======== Data for this task ========
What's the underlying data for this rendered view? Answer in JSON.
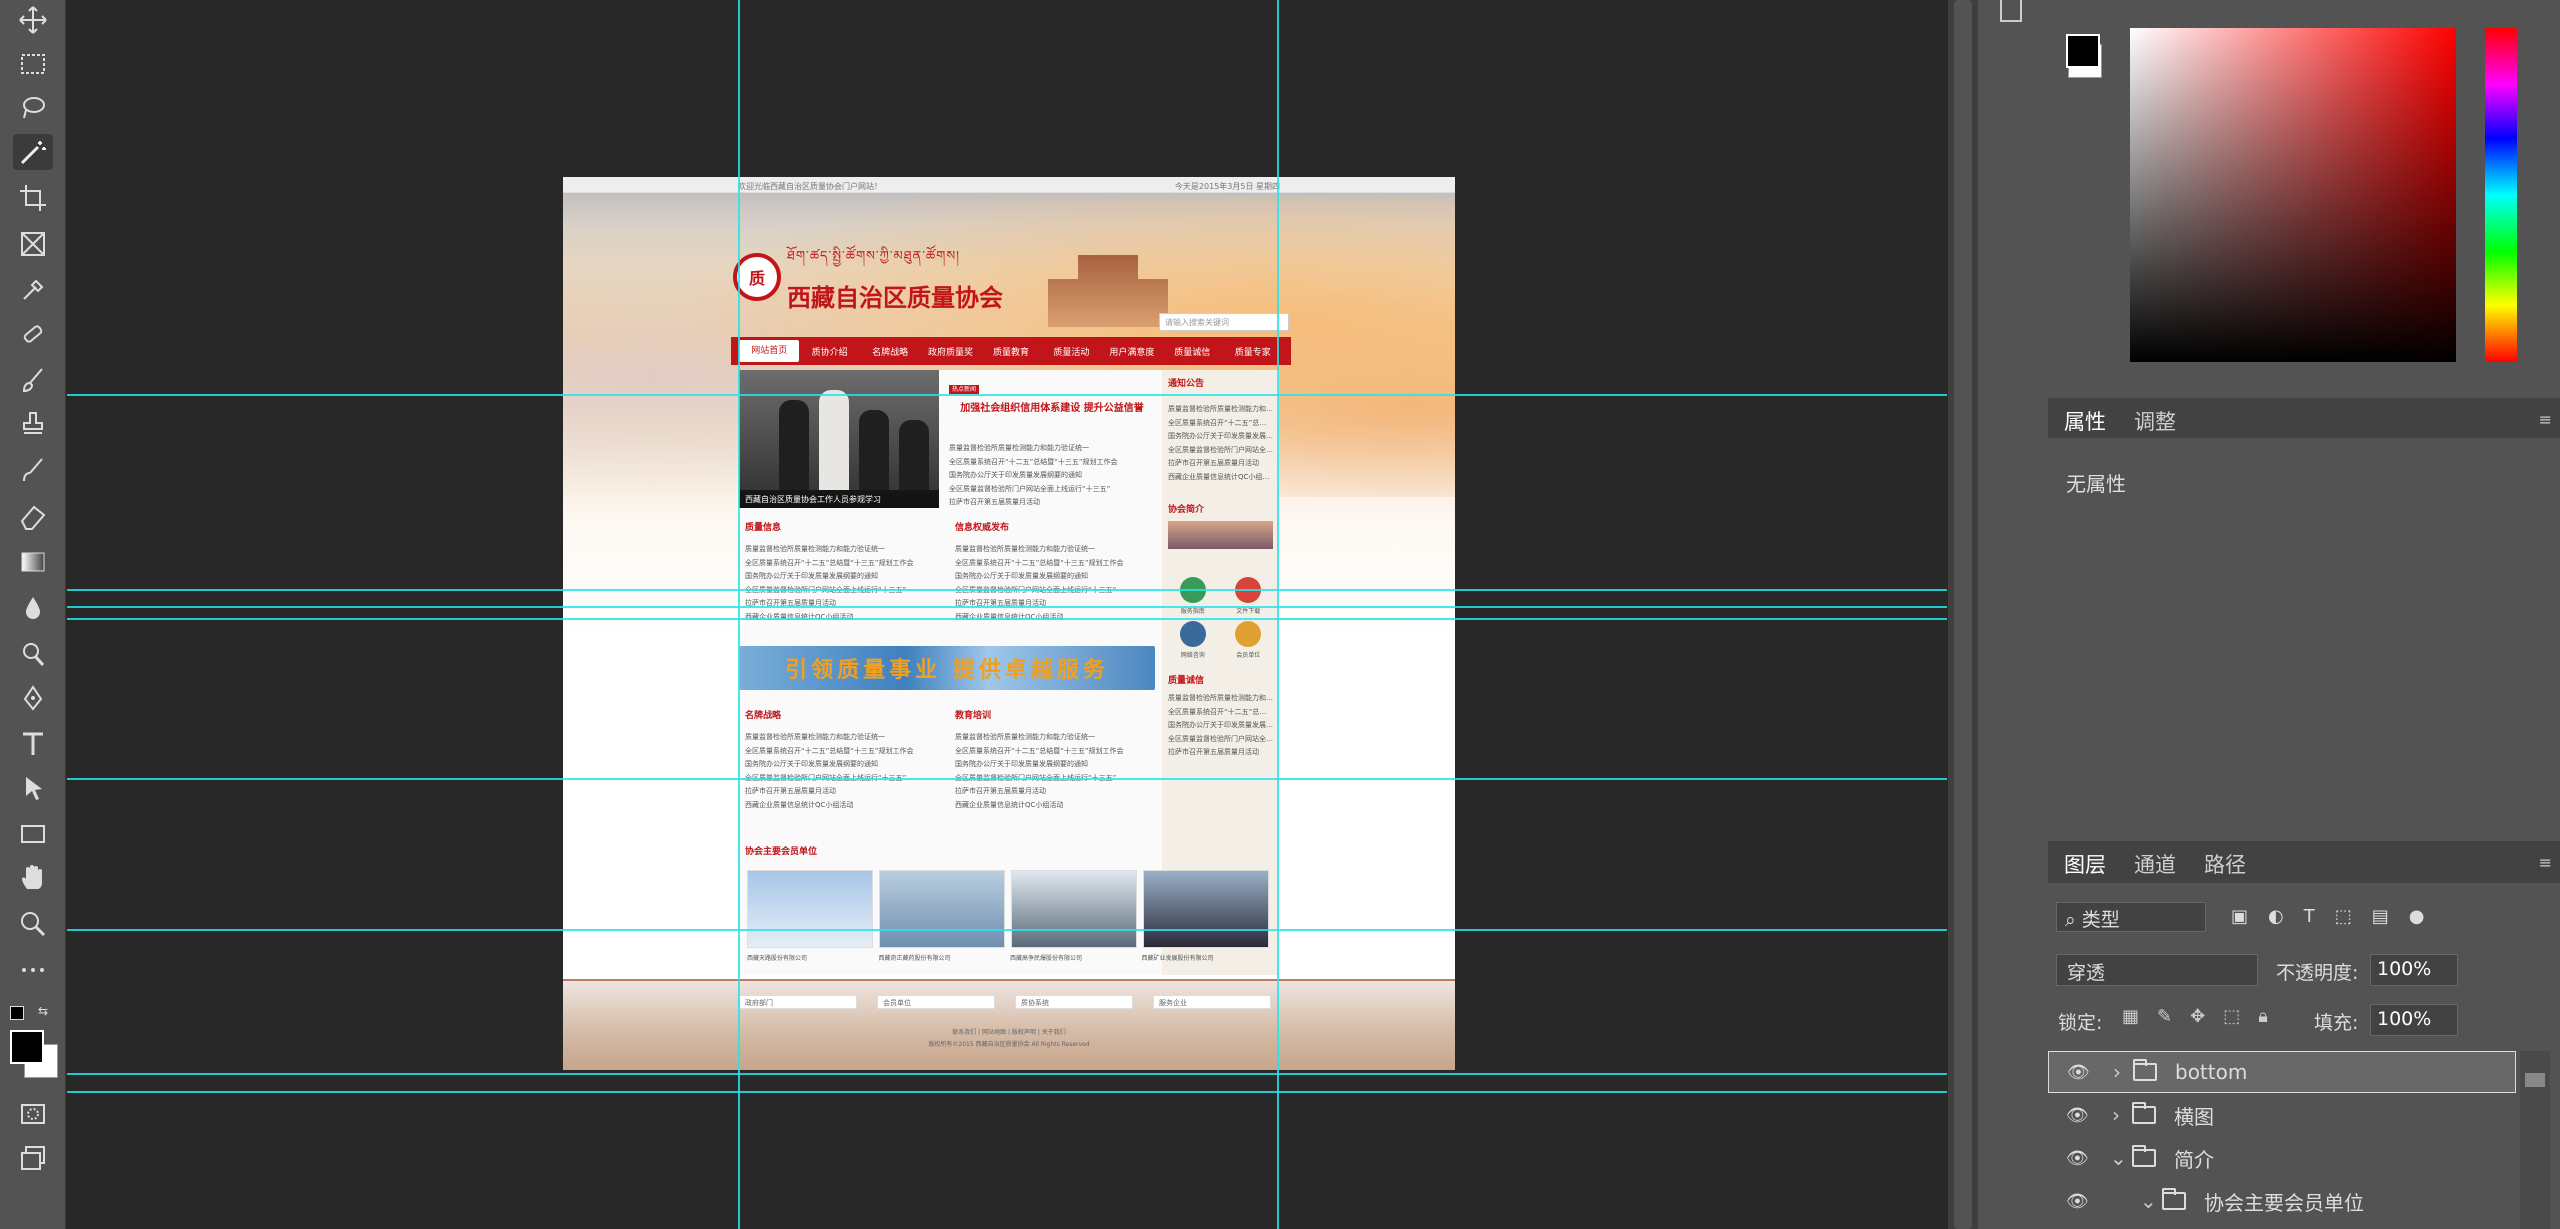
{
  "app": {
    "accent": "#27e4ea"
  },
  "tools": [
    "move-icon",
    "marquee-icon",
    "lasso-icon",
    "magic-wand-icon",
    "crop-icon",
    "frame-icon",
    "eyedropper-icon",
    "healing-icon",
    "brush-icon",
    "stamp-icon",
    "history-brush-icon",
    "eraser-icon",
    "gradient-icon",
    "blur-icon",
    "dodge-icon",
    "pen-icon",
    "type-icon",
    "path-select-icon",
    "rectangle-icon",
    "hand-icon",
    "zoom-icon",
    "more-icon"
  ],
  "page": {
    "topbar_left": "欢迎光临西藏自治区质量协会门户网站！",
    "topbar_right": "今天是2015年3月5日 星期四",
    "logo_tibetan": "ཐོག་ཚད་སྤྱི་ཚོགས་ཀྱི་མཐུན་ཚོགས།",
    "logo_title": "西藏自治区质量协会",
    "search_placeholder": "请输入搜索关键词",
    "nav": [
      "网站首页",
      "质协介绍",
      "名牌战略",
      "政府质量奖",
      "质量教育",
      "质量活动",
      "用户满意度",
      "质量诚信",
      "质量专家"
    ],
    "headline": "加强社会组织信用体系建设 提升公益信誉",
    "headline_badge": "热点新闻",
    "slide_caption": "西藏自治区质量协会工作人员参观学习",
    "notice_title": "通知公告",
    "news": [
      "质量监督检验所质量检测能力和能力验证统一",
      "全区质量系统召开“十二五”总结暨“十三五”规划工作会",
      "国务院办公厅关于印发质量发展纲要的通知",
      "全区质量监督检验所门户网站全面上线运行“十三五”",
      "拉萨市召开第五届质量月活动",
      "西藏企业质量信息统计QC小组活动"
    ],
    "sections": {
      "quality_info": "质量信息",
      "info_publish": "信息权威发布",
      "brand": "名牌战略",
      "education": "教育培训",
      "intro": "协会简介",
      "credit": "质量诚信",
      "members": "协会主要会员单位"
    },
    "banner": "引领质量事业 提供卓越服务",
    "side_icons": [
      "服务指南",
      "文件下载",
      "网络咨询",
      "会员单位"
    ],
    "member_names": [
      "西藏天路股份有限公司",
      "西藏奇正藏药股份有限公司",
      "西藏高争民爆股份有限公司",
      "西藏矿业发展股份有限公司"
    ],
    "footer_selects": [
      "政府部门",
      "会员单位",
      "质协系统",
      "服务企业"
    ],
    "footer_links": "联系我们 | 网站地图 | 版权声明 | 关于我们",
    "footer_copy": "版权所有©2015 西藏自治区质量协会 All Rights Reserved"
  },
  "panels": {
    "prop_tabs": [
      "属性",
      "调整"
    ],
    "no_props": "无属性",
    "layer_tabs": [
      "图层",
      "通道",
      "路径"
    ],
    "kind": "类型",
    "blend": "穿透",
    "opacity_label": "不透明度:",
    "opacity_value": "100%",
    "lock_label": "锁定:",
    "fill_label": "填充:",
    "fill_value": "100%",
    "layers": [
      "bottom",
      "横图",
      "简介",
      "协会主要会员单位"
    ]
  }
}
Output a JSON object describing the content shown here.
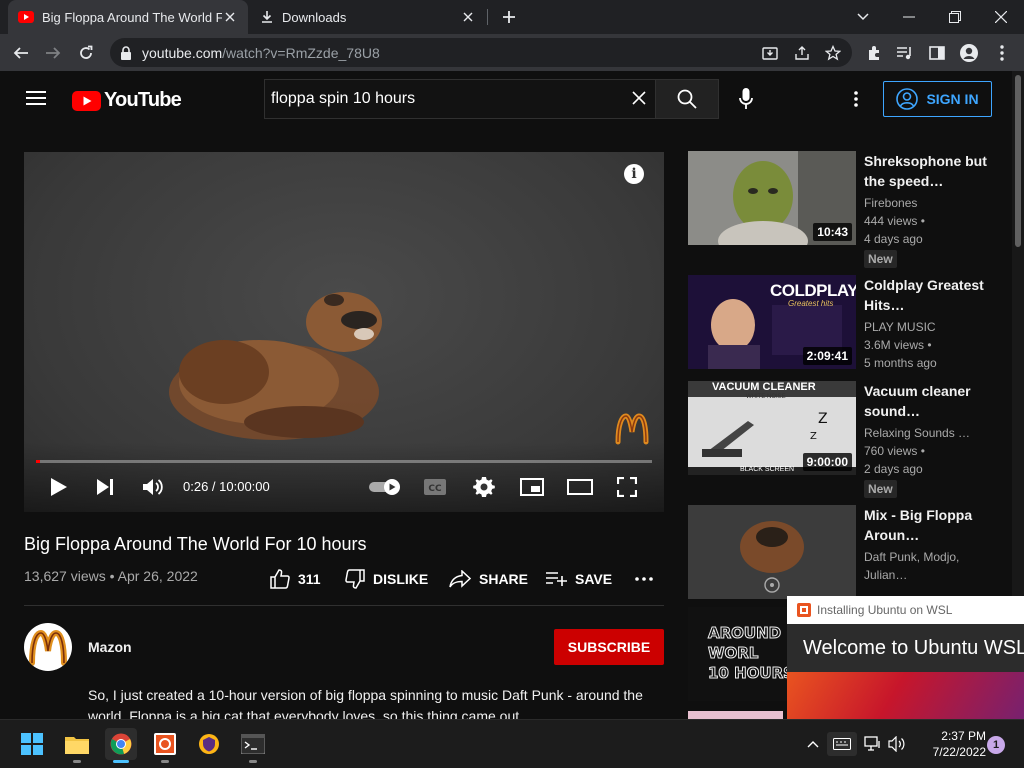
========
**What is needed:** Leaving aside the images, write out the entries above word for word.

**Task answer:**
What's the underlying data for this rendered view? Answer in JSON.
{
  "app": {
    "accent": "#27e4ea"
  },
  "tools": [
    "move-icon",
    "marquee-icon",
    "lasso-icon",
    "magic-wand-icon",
    "crop-icon",
    "frame-icon",
    "eyedropper-icon",
    "healing-icon",
    "brush-icon",
    "stamp-icon",
    "history-brush-icon",
    "eraser-icon",
    "gradient-icon",
    "blur-icon",
    "dodge-icon",
    "pen-icon",
    "type-icon",
    "path-select-icon",
    "rectangle-icon",
    "hand-icon",
    "zoom-icon",
    "more-icon"
  ],
  "page": {
    "topbar_left": "欢迎光临西藏自治区质量协会门户网站！",
    "topbar_right": "今天是2015年3月5日 星期四",
    "logo_tibetan": "ཐོག་ཚད་སྤྱི་ཚོགས་ཀྱི་མཐུན་ཚོགས།",
    "logo_title": "西藏自治区质量协会",
    "search_placeholder": "请输入搜索关键词",
    "nav": [
      "网站首页",
      "质协介绍",
      "名牌战略",
      "政府质量奖",
      "质量教育",
      "质量活动",
      "用户满意度",
      "质量诚信",
      "质量专家"
    ],
    "headline": "加强社会组织信用体系建设 提升公益信誉",
    "headline_badge": "热点新闻",
    "slide_caption": "西藏自治区质量协会工作人员参观学习",
    "notice_title": "通知公告",
    "news": [
      "质量监督检验所质量检测能力和能力验证统一",
      "全区质量系统召开“十二五”总结暨“十三五”规划工作会",
      "国务院办公厅关于印发质量发展纲要的通知",
      "全区质量监督检验所门户网站全面上线运行“十三五”",
      "拉萨市召开第五届质量月活动",
      "西藏企业质量信息统计QC小组活动"
    ],
    "sections": {
      "quality_info": "质量信息",
      "info_publish": "信息权威发布",
      "brand": "名牌战略",
      "education": "教育培训",
      "intro": "协会简介",
      "credit": "质量诚信",
      "members": "协会主要会员单位"
    },
    "banner": "引领质量事业 提供卓越服务",
    "side_icons": [
      "服务指南",
      "文件下载",
      "网络咨询",
      "会员单位"
    ],
    "member_names": [
      "西藏天路股份有限公司",
      "西藏奇正藏药股份有限公司",
      "西藏高争民爆股份有限公司",
      "西藏矿业发展股份有限公司"
    ],
    "footer_selects": [
      "政府部门",
      "会员单位",
      "质协系统",
      "服务企业"
    ],
    "footer_links": "联系我们 | 网站地图 | 版权声明 | 关于我们",
    "footer_copy": "版权所有©2015 西藏自治区质量协会 All Rights Reserved"
  },
  "panels": {
    "prop_tabs": [
      "属性",
      "调整"
    ],
    "no_props": "无属性",
    "layer_tabs": [
      "图层",
      "通道",
      "路径"
    ],
    "kind": "类型",
    "blend": "穿透",
    "opacity_label": "不透明度:",
    "opacity_value": "100%",
    "lock_label": "锁定:",
    "fill_label": "填充:",
    "fill_value": "100%",
    "layers": [
      "bottom",
      "横图",
      "简介",
      "协会主要会员单位"
    ]
  }
}
Output a JSON object describing the content shown here.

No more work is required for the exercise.